> Brief
Look for "eller" in each line of the entries, and return the matching lines.
────────────────
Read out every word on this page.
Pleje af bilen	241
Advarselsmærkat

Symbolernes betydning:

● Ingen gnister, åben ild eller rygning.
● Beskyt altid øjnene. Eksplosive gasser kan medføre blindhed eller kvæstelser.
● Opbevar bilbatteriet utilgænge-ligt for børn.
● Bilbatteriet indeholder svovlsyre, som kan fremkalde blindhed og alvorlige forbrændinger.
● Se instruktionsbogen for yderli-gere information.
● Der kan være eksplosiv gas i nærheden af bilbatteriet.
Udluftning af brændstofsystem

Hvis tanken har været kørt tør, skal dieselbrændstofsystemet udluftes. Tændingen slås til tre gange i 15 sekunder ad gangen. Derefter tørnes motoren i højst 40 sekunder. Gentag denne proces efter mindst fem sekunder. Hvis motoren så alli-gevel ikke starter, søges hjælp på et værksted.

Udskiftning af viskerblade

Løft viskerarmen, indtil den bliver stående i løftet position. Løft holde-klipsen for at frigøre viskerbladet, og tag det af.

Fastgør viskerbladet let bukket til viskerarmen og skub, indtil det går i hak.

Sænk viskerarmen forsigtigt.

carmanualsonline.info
────────────────
> Worked solution
● Ingen gnister, åben ild eller rygning.
● Beskyt altid øjnene. Eksplosive gasser kan medføre blindhed eller kvæstelser.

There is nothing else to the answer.